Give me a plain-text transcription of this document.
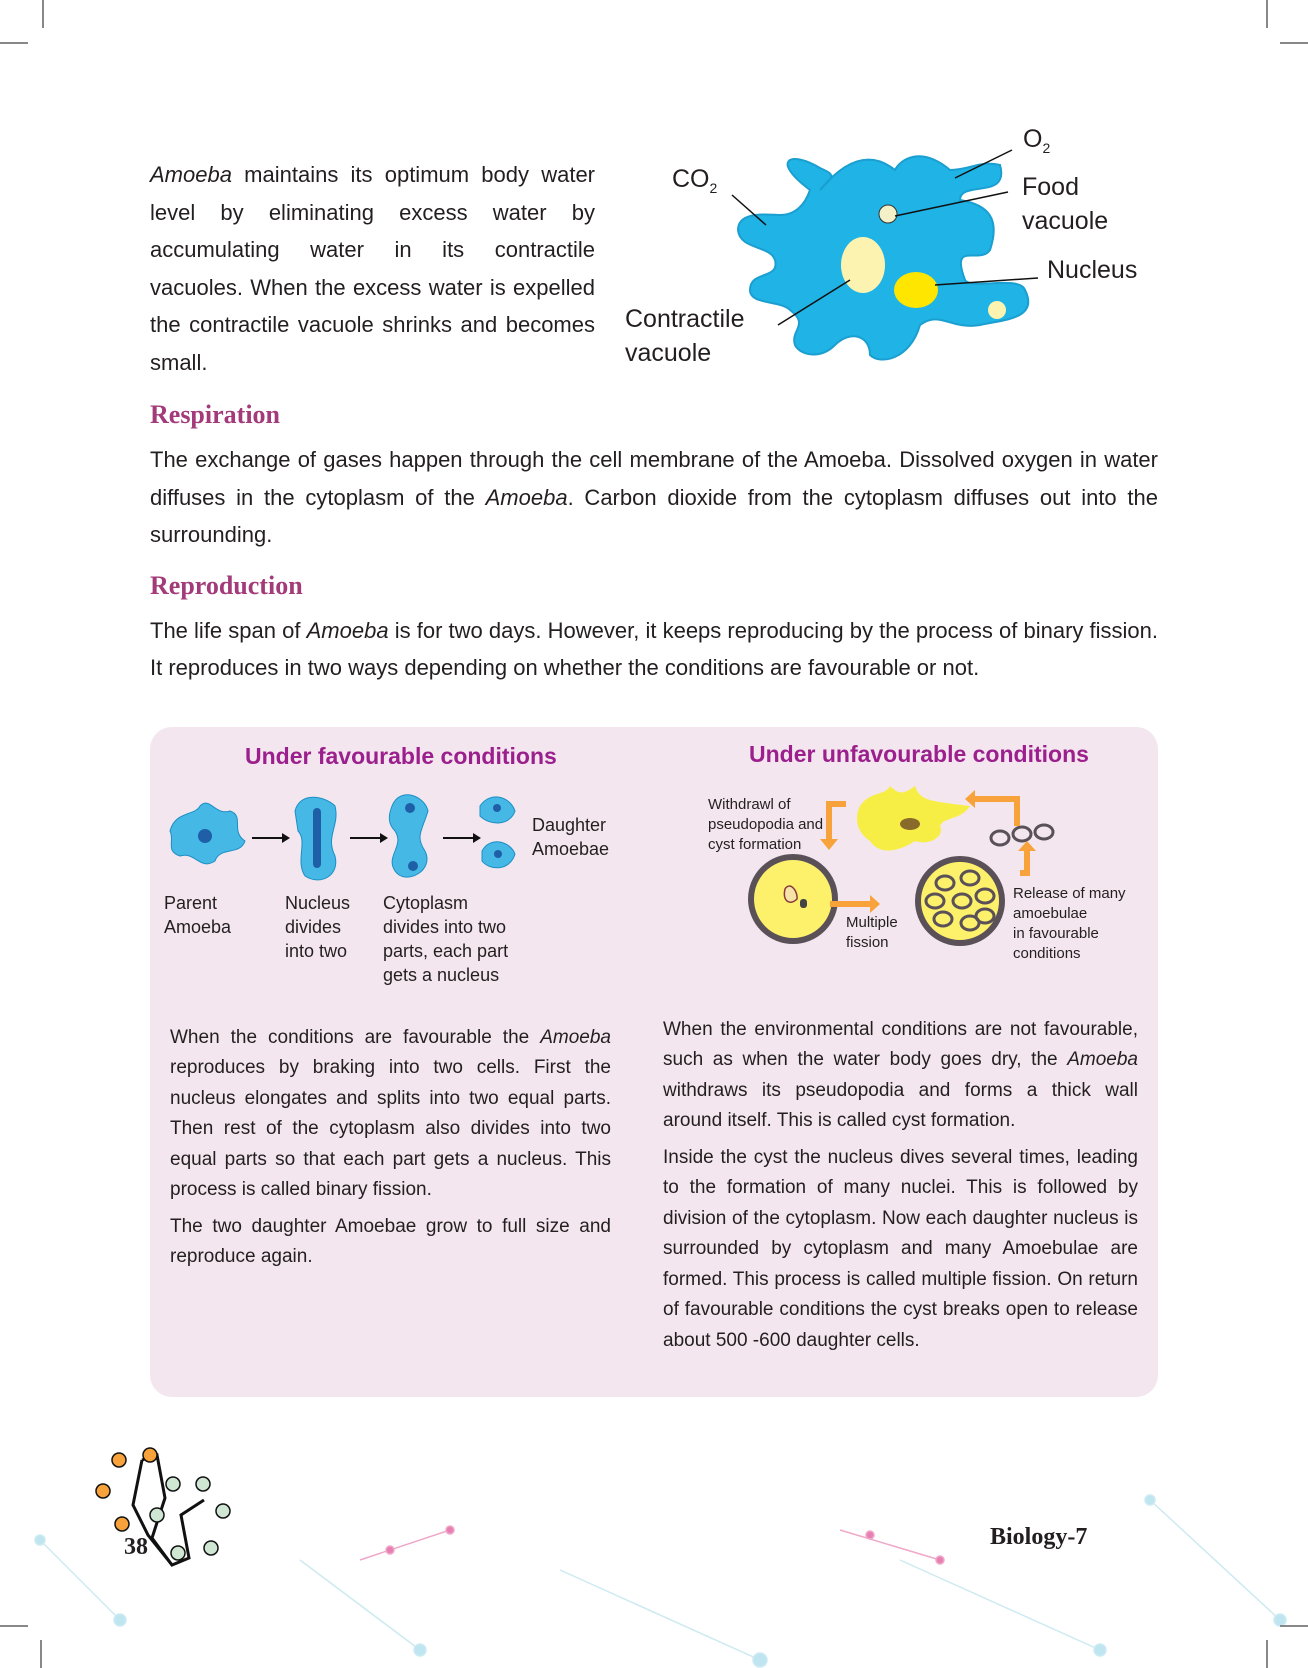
Amoeba maintains its optimum body water level by eliminating excess water by accumulating water in its contractile vacuoles. When the excess water is expelled the contractile vacuole shrinks and becomes small.

$CO_2$
$O_2$
Food
vacuole
Nucleus
Contractile
vacuole
Respiration

The exchange of gases happen through the cell membrane of the Amoeba. Dissolved oxygen in water diffuses in the cytoplasm of the Amoeba. Carbon dioxide from the cytoplasm diffuses out into the surrounding.

Reproduction

The life span of Amoeba is for two days. However, it keeps reproducing by the process of binary fission. It reproduces in two ways depending on whether the conditions are favourable or not.

Under favourable conditions
Daughter
Amoebae
Parent
Amoeba
Nucleus
divides
into two
Cytoplasm
divides into two
parts, each part
gets a nucleus

When the conditions are favourable the Amoeba reproduces by braking into two cells. First the nucleus elongates and splits into two equal parts. Then rest of the cytoplasm also divides into two equal parts so that each part gets a nucleus. This process is called binary fission.

The two daughter Amoebae grow to full size and reproduce again.

Under unfavourable conditions
Withdrawl of
pseudopodia and
cyst formation
Multiple
fission
Release of many
amoebulae
in favourable
conditions

When the environmental conditions are not favourable, such as when the water body goes dry, the Amoeba withdraws its pseudopodia and forms a thick wall around itself. This is called cyst formation.

Inside the cyst the nucleus dives several times, leading to the formation of many nuclei. This is followed by division of the cytoplasm. Now each daughter nucleus is surrounded by cytoplasm and many Amoebulae are formed. This process is called multiple fission. On return of favourable conditions the cyst breaks open to release about 500 -600 daughter cells.

38	Biology-7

◆ EXERCISE INSTRUCTIONS ◆
Write out the records above exactly as they appear, leaving out any pictures.

◆ YOUR SOLUTION ◆
Give me a plain-text transcription of this document.
Amoeba maintains its optimum body water level by eliminating excess water by accumulating water in its contractile vacuoles. When the excess water is expelled the contractile vacuole shrinks and becomes small.

$CO_2$
$O_2$
Food
vacuole
Nucleus
Contractile
vacuole
Respiration

The exchange of gases happen through the cell membrane of the Amoeba. Dissolved oxygen in water diffuses in the cytoplasm of the Amoeba. Carbon dioxide from the cytoplasm diffuses out into the surrounding.

Reproduction

The life span of Amoeba is for two days. However, it keeps reproducing by the process of binary fission. It reproduces in two ways depending on whether the conditions are favourable or not.

Under favourable conditions
Daughter
Amoebae
Parent
Amoeba
Nucleus
divides
into two
Cytoplasm
divides into two
parts, each part
gets a nucleus

When the conditions are favourable the Amoeba reproduces by braking into two cells. First the nucleus elongates and splits into two equal parts. Then rest of the cytoplasm also divides into two equal parts so that each part gets a nucleus. This process is called binary fission.

The two daughter Amoebae grow to full size and reproduce again.

Under unfavourable conditions
Withdrawl of
pseudopodia and
cyst formation
Multiple
fission
Release of many
amoebulae
in favourable
conditions

When the environmental conditions are not favourable, such as when the water body goes dry, the Amoeba withdraws its pseudopodia and forms a thick wall around itself. This is called cyst formation.

Inside the cyst the nucleus dives several times, leading to the formation of many nuclei. This is followed by division of the cytoplasm. Now each daughter nucleus is surrounded by cytoplasm and many Amoebulae are formed. This process is called multiple fission. On return of favourable conditions the cyst breaks open to release about 500 -600 daughter cells.

38	Biology-7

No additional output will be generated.